#### Textauszug
********************

Viele Jahre nach der Entdeckung des Falls fand das Haus, für manche überraschend, einen neuen Eigentümer. Der Amstettner Unternehmer Herbert Houska hatte nach einem Mehrparteienhaus gesucht. „Wie wir uns für dieses Haus über eine Immobilienzeitung interessiert haben, haben wir am Anfang nicht gewusst, welches Haus das ist“. 2016 ging der Verkauf über die Bühne. Houska begann sofort mit der Räumung und Sanierung. „Es hat Abrissbescheide für illegal gebaute Garagen und Bäder gegeben. Das haben wir alles gleich entsorgt.“ Das Verlies wurde schon vor dem Verkauf mit Beton verfüllt.

********************

#### Daten

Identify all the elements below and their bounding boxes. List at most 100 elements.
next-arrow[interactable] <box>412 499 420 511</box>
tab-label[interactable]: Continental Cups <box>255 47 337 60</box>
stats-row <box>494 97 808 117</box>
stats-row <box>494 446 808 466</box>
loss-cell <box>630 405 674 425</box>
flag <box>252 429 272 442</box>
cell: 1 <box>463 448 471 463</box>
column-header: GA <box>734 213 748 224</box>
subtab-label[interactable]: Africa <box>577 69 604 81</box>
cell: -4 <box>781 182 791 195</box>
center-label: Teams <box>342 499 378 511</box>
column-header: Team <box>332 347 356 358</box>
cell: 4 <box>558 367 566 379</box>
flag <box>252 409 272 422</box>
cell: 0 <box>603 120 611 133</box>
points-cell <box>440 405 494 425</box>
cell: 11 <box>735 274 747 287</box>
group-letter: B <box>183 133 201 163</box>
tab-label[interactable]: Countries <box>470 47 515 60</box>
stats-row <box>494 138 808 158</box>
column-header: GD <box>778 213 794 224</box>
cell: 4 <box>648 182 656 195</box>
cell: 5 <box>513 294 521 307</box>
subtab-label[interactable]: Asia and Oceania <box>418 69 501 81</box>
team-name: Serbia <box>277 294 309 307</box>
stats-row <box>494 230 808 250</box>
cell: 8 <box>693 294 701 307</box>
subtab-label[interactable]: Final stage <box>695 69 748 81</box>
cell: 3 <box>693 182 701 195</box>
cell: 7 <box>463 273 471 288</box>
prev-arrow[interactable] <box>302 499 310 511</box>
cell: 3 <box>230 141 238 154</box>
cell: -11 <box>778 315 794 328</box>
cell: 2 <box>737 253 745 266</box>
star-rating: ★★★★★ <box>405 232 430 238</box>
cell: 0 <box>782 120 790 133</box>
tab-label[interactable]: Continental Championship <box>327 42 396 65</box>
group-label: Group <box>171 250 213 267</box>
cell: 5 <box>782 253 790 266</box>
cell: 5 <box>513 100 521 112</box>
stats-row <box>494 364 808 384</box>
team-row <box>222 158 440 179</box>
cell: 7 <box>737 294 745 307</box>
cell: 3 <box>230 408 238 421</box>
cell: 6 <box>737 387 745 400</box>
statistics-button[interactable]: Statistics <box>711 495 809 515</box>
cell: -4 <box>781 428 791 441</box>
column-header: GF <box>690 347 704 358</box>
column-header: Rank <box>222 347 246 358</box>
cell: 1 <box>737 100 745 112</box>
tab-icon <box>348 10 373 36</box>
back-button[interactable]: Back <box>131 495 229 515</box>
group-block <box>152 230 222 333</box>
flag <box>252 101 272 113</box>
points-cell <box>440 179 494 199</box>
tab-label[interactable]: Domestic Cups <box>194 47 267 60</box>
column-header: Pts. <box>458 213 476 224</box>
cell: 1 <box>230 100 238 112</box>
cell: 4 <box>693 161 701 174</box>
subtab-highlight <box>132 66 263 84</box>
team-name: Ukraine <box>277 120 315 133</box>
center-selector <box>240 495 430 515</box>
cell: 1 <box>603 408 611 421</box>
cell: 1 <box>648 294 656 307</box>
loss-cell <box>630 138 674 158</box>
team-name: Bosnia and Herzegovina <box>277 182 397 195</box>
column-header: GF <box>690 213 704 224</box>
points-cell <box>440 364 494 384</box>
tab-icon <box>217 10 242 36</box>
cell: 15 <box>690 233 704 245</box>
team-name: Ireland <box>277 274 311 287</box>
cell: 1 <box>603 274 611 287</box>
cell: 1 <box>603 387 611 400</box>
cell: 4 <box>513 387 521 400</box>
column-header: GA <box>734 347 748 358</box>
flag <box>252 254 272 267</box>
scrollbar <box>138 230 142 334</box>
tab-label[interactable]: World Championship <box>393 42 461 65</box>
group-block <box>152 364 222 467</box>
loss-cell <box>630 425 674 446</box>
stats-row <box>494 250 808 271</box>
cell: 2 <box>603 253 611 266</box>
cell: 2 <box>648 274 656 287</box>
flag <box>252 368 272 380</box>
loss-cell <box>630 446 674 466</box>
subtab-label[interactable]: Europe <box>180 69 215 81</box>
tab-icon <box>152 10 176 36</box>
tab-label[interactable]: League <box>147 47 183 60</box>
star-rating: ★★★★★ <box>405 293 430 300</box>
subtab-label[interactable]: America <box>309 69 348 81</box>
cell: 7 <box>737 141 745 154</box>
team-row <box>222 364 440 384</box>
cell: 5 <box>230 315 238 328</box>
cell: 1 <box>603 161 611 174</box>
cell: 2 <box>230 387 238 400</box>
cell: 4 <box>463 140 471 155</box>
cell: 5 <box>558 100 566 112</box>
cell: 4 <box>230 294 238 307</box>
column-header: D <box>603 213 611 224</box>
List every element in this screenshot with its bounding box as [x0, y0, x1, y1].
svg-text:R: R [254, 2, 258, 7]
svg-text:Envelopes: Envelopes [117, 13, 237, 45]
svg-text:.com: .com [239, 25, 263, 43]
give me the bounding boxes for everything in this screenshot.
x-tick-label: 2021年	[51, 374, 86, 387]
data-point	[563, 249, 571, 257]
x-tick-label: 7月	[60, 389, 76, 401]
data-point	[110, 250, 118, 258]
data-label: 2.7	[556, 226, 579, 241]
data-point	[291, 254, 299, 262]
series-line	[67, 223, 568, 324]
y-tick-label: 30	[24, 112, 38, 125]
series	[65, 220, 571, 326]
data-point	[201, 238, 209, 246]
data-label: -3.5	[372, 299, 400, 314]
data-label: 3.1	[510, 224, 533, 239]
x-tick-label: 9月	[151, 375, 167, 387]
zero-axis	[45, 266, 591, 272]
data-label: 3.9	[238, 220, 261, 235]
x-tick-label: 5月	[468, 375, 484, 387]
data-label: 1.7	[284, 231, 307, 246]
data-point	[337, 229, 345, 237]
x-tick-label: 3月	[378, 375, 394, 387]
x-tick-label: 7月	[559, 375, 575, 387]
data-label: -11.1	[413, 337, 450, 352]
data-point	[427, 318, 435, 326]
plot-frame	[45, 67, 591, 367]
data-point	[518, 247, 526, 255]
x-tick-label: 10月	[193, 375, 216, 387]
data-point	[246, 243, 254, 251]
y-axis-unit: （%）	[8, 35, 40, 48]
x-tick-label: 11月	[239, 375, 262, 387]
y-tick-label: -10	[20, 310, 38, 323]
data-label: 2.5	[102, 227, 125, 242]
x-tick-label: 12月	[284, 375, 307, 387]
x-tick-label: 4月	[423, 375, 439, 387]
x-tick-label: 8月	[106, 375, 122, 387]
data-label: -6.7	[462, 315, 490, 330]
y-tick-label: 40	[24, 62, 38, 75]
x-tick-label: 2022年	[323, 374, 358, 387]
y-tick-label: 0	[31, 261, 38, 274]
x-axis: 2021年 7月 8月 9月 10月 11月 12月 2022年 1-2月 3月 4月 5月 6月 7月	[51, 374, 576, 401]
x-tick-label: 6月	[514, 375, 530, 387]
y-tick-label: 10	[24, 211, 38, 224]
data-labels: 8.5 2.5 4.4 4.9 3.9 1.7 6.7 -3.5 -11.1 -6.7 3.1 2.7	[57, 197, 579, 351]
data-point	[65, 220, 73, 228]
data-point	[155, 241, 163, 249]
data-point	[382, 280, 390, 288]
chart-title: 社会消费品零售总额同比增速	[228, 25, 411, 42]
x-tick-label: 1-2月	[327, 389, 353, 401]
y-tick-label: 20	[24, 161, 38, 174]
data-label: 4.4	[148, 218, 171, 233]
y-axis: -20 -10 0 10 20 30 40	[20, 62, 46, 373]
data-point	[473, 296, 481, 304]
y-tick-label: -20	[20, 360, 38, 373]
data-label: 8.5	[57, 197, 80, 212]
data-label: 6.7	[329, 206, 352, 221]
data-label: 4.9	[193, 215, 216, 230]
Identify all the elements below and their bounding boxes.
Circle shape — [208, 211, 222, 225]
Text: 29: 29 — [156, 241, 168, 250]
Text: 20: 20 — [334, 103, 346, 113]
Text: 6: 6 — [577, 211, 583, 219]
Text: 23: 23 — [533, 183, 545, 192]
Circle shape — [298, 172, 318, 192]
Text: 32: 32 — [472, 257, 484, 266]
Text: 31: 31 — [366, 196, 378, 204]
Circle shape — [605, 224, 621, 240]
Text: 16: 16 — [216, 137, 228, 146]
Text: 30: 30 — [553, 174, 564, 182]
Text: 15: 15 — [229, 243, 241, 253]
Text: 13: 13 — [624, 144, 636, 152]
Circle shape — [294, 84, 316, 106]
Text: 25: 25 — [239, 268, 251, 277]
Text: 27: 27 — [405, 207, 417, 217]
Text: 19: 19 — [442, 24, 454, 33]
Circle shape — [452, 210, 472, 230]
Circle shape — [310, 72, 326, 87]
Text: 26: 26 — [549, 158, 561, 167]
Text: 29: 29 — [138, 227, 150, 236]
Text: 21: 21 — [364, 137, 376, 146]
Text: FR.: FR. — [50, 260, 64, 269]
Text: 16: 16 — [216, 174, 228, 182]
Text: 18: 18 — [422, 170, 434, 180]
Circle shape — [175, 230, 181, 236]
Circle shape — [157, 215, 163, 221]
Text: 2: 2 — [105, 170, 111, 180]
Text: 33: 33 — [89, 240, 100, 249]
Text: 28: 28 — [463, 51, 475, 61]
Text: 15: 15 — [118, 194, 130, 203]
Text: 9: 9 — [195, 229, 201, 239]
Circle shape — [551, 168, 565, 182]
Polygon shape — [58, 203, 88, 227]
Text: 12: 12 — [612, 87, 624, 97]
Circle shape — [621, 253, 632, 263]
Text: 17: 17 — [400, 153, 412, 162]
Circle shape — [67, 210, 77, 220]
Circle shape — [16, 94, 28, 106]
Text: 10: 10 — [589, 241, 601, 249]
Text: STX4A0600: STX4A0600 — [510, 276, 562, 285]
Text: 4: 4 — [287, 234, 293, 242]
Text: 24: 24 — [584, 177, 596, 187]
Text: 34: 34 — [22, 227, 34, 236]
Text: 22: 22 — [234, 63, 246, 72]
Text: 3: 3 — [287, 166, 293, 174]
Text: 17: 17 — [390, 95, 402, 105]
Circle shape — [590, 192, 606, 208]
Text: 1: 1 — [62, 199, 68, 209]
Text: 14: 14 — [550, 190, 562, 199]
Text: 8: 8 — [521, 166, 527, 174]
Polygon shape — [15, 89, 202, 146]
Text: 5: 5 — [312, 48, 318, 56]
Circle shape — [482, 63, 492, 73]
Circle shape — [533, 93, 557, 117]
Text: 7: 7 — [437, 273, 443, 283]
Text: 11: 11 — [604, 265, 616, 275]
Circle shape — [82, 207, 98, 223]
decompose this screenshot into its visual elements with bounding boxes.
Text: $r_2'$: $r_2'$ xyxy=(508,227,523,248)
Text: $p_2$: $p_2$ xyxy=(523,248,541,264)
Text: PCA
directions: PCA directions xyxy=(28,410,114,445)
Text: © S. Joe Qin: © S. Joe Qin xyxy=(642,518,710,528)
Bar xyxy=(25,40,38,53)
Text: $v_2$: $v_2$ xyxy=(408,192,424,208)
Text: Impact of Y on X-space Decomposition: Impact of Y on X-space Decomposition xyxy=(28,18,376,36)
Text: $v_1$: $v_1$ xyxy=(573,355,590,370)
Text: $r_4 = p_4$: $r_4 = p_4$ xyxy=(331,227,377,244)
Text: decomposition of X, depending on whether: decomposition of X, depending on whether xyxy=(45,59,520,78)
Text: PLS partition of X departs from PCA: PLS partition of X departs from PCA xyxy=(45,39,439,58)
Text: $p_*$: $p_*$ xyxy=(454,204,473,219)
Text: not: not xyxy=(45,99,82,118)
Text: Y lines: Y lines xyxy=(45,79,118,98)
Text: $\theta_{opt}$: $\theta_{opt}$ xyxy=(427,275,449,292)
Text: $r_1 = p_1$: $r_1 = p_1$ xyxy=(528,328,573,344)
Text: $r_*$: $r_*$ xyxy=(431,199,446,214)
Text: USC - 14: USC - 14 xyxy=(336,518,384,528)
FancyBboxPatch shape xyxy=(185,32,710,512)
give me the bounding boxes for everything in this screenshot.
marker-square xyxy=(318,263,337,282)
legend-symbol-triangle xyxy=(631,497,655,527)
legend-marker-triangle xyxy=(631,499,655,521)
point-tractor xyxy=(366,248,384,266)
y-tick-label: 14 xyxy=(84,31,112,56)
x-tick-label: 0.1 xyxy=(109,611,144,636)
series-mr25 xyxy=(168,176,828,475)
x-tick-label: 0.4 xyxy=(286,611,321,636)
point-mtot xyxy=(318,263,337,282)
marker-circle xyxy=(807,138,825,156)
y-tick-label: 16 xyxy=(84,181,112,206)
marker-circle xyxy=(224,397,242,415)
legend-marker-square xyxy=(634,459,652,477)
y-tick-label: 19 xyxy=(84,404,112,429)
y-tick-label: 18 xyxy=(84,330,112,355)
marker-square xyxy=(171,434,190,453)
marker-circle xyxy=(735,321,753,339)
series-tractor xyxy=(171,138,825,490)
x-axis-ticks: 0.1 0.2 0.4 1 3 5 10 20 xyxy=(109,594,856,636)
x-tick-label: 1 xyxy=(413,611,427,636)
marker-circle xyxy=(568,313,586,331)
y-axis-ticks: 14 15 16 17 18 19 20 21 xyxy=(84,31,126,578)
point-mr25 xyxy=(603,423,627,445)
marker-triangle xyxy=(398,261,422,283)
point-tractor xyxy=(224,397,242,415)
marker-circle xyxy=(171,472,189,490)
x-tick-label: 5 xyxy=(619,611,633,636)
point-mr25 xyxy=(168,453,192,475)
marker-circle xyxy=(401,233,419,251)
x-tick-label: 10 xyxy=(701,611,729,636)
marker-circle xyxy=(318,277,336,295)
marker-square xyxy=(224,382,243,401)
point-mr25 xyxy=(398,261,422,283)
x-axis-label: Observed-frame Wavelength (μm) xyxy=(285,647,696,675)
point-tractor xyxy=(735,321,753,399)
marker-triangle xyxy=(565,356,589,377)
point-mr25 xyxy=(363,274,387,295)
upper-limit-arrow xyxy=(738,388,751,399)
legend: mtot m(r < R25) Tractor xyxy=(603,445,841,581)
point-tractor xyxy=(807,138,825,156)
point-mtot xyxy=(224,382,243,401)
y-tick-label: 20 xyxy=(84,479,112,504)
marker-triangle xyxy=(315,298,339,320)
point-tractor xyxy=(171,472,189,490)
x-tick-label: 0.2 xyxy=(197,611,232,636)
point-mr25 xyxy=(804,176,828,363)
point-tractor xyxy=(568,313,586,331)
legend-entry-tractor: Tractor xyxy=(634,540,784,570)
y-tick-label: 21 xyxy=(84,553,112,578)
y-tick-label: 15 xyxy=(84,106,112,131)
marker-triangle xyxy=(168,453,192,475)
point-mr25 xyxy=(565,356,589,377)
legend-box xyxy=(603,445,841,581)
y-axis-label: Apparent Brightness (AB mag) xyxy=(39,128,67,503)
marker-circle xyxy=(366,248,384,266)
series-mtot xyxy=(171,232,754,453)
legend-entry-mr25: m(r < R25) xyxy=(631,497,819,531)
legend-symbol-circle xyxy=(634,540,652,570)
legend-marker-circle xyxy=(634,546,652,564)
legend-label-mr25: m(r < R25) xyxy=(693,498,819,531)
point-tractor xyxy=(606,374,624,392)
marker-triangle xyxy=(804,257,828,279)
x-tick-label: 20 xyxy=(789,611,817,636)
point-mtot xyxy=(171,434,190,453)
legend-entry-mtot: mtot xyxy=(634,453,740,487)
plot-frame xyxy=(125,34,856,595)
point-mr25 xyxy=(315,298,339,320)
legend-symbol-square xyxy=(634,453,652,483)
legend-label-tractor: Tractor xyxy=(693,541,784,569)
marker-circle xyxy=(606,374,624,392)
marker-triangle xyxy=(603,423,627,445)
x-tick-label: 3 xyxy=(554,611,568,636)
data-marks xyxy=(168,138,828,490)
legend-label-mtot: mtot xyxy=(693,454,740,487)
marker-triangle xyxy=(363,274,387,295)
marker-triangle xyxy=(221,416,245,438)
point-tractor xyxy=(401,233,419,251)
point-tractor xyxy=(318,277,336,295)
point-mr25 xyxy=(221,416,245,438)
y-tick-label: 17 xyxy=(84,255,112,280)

********************

#### Aufgabe 1
In welchem Jahr wurde das Haus laut dem Textauszug verkauft?
#### Aufgabe 2
Führe den Text über den Verkauf des Hauses nach seinem letzten Satz weiter.

#### Antwort 1
Im Jahr 2016.

#### Antwort 2
Der Keller existiert nach wie vor. Film- und Fotoaufnahmen dürfen nicht gemacht werden, das musste Houska beim Kauf zusichern. Über die Stiege gelangt man in die weitläufigen Kellerräume, zu denen damals nur Josef F. Zutritt hatte und die im Wesentlichen noch so aussehen, wie früher. Es gibt ein verschmutztes Bad mit Toilette. Im Raum daneben steht ein Holzverbau samt Bett mit blauem Überzug. Gegenüber befindet sich eine Wand mit Elektroinstallationen, offenbar von F. selbst gebaut. Eine Holzschiebetür führt zu jenem Raum, von dem Josef F. ins Verlies gelangte. 180.000 Euro bezahlte Houska für die Liegenschaft. Nun befinden sich in dem Haus zehn Personalwohnungen.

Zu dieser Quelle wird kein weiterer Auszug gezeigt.